**Given request**: Do not include the pictures; repeat the rest of the data exactly.
* Begin *
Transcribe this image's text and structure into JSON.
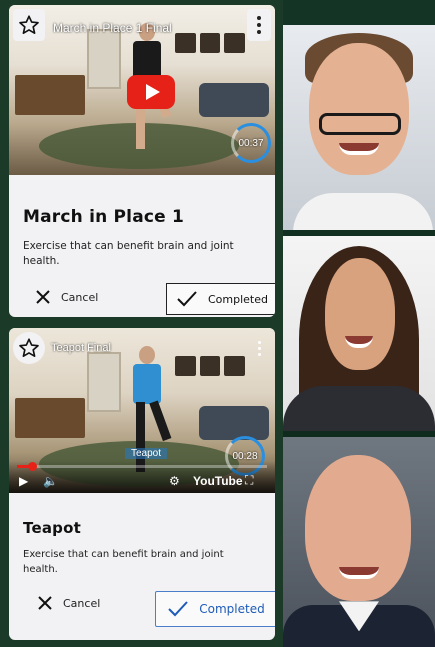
{
  "cards": [
    {
      "video_title": "March in Place 1 Final",
      "timer": "00:37",
      "title": "March in Place 1",
      "description": "Exercise that can benefit brain and joint health.",
      "cancel_label": "Cancel",
      "completed_label": "Completed",
      "completed_style": "outlined-dark"
    },
    {
      "video_title": "Teapot Final",
      "timer": "00:28",
      "caption": "Teapot",
      "youtube_label": "YouTube",
      "progress": 0.06,
      "title": "Teapot",
      "description": "Exercise that can benefit brain and joint health.",
      "cancel_label": "Cancel",
      "completed_label": "Completed",
      "completed_style": "outlined-blue"
    }
  ],
  "colors": {
    "youtube_red": "#e62117",
    "accent_blue": "#1e5bb8",
    "card_bg": "#f2f2f4"
  },
  "participants": [
    {
      "avatar": "man-glasses"
    },
    {
      "avatar": "woman-long-hair"
    },
    {
      "avatar": "bald-man-suit"
    }
  ]
}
* End *
**Complete response**:
Transcribe this image's text and structure into JSON.
{
  "cards": [
    {
      "video_title": "March in Place 1 Final",
      "timer": "00:37",
      "title": "March in Place 1",
      "description": "Exercise that can benefit brain and joint health.",
      "cancel_label": "Cancel",
      "completed_label": "Completed",
      "completed_style": "outlined-dark"
    },
    {
      "video_title": "Teapot Final",
      "timer": "00:28",
      "caption": "Teapot",
      "youtube_label": "YouTube",
      "progress": 0.06,
      "title": "Teapot",
      "description": "Exercise that can benefit brain and joint health.",
      "cancel_label": "Cancel",
      "completed_label": "Completed",
      "completed_style": "outlined-blue"
    }
  ],
  "colors": {
    "youtube_red": "#e62117",
    "accent_blue": "#1e5bb8",
    "card_bg": "#f2f2f4"
  },
  "participants": [
    {
      "avatar": "man-glasses"
    },
    {
      "avatar": "woman-long-hair"
    },
    {
      "avatar": "bald-man-suit"
    }
  ]
}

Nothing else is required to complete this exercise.